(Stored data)
************

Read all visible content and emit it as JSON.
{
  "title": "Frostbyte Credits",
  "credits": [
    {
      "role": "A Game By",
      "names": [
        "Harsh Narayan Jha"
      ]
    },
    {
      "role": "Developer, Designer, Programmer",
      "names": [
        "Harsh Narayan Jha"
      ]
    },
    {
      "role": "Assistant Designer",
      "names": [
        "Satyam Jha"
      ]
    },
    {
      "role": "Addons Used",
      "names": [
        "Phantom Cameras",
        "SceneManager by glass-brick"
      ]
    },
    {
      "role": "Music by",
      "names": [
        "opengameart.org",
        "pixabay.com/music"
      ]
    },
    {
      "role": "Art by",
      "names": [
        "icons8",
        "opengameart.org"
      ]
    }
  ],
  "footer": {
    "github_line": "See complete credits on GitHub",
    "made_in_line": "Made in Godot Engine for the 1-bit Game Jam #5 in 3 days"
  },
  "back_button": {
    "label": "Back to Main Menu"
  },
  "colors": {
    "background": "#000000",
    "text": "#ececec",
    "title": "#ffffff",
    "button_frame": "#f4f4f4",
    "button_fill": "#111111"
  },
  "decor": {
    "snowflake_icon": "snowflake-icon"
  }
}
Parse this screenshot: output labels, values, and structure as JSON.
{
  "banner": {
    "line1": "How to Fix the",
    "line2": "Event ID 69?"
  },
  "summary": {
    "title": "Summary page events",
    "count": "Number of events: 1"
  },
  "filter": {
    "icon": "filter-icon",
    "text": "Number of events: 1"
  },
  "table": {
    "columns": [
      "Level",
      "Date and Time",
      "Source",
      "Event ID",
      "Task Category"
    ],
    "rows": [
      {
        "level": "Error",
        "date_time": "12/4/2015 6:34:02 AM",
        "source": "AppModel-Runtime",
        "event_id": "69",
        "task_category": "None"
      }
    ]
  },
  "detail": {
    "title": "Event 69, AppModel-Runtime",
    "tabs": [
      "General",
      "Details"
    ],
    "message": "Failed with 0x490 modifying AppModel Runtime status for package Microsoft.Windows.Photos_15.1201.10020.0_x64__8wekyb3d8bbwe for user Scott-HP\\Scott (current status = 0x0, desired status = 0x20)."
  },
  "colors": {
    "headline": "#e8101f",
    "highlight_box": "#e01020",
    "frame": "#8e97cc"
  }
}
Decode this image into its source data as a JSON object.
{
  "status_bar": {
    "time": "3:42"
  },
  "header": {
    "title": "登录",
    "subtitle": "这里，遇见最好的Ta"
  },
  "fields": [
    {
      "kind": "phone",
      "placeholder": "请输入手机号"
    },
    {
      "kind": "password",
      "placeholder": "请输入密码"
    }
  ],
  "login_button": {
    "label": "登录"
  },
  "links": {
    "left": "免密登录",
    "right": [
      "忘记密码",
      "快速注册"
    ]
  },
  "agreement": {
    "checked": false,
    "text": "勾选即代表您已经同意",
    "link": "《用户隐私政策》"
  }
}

************

REQUIREMENTS
Reproduce the whole listing word for word.

SOLUTION TO THE PROBLEM
Read all visible content and emit it as JSON.
{
  "title": "Frostbyte Credits",
  "credits": [
    {
      "role": "A Game By",
      "names": [
        "Harsh Narayan Jha"
      ]
    },
    {
      "role": "Developer, Designer, Programmer",
      "names": [
        "Harsh Narayan Jha"
      ]
    },
    {
      "role": "Assistant Designer",
      "names": [
        "Satyam Jha"
      ]
    },
    {
      "role": "Addons Used",
      "names": [
        "Phantom Cameras",
        "SceneManager by glass-brick"
      ]
    },
    {
      "role": "Music by",
      "names": [
        "opengameart.org",
        "pixabay.com/music"
      ]
    },
    {
      "role": "Art by",
      "names": [
        "icons8",
        "opengameart.org"
      ]
    }
  ],
  "footer": {
    "github_line": "See complete credits on GitHub",
    "made_in_line": "Made in Godot Engine for the 1-bit Game Jam #5 in 3 days"
  },
  "back_button": {
    "label": "Back to Main Menu"
  },
  "colors": {
    "background": "#000000",
    "text": "#ececec",
    "title": "#ffffff",
    "button_frame": "#f4f4f4",
    "button_fill": "#111111"
  },
  "decor": {
    "snowflake_icon": "snowflake-icon"
  }
}
Parse this screenshot: output labels, values, and structure as JSON.
{
  "banner": {
    "line1": "How to Fix the",
    "line2": "Event ID 69?"
  },
  "summary": {
    "title": "Summary page events",
    "count": "Number of events: 1"
  },
  "filter": {
    "icon": "filter-icon",
    "text": "Number of events: 1"
  },
  "table": {
    "columns": [
      "Level",
      "Date and Time",
      "Source",
      "Event ID",
      "Task Category"
    ],
    "rows": [
      {
        "level": "Error",
        "date_time": "12/4/2015 6:34:02 AM",
        "source": "AppModel-Runtime",
        "event_id": "69",
        "task_category": "None"
      }
    ]
  },
  "detail": {
    "title": "Event 69, AppModel-Runtime",
    "tabs": [
      "General",
      "Details"
    ],
    "message": "Failed with 0x490 modifying AppModel Runtime status for package Microsoft.Windows.Photos_15.1201.10020.0_x64__8wekyb3d8bbwe for user Scott-HP\\Scott (current status = 0x0, desired status = 0x20)."
  },
  "colors": {
    "headline": "#e8101f",
    "highlight_box": "#e01020",
    "frame": "#8e97cc"
  }
}
Decode this image into its source data as a JSON object.
{
  "status_bar": {
    "time": "3:42"
  },
  "header": {
    "title": "登录",
    "subtitle": "这里，遇见最好的Ta"
  },
  "fields": [
    {
      "kind": "phone",
      "placeholder": "请输入手机号"
    },
    {
      "kind": "password",
      "placeholder": "请输入密码"
    }
  ],
  "login_button": {
    "label": "登录"
  },
  "links": {
    "left": "免密登录",
    "right": [
      "忘记密码",
      "快速注册"
    ]
  },
  "agreement": {
    "checked": false,
    "text": "勾选即代表您已经同意",
    "link": "《用户隐私政策》"
  }
}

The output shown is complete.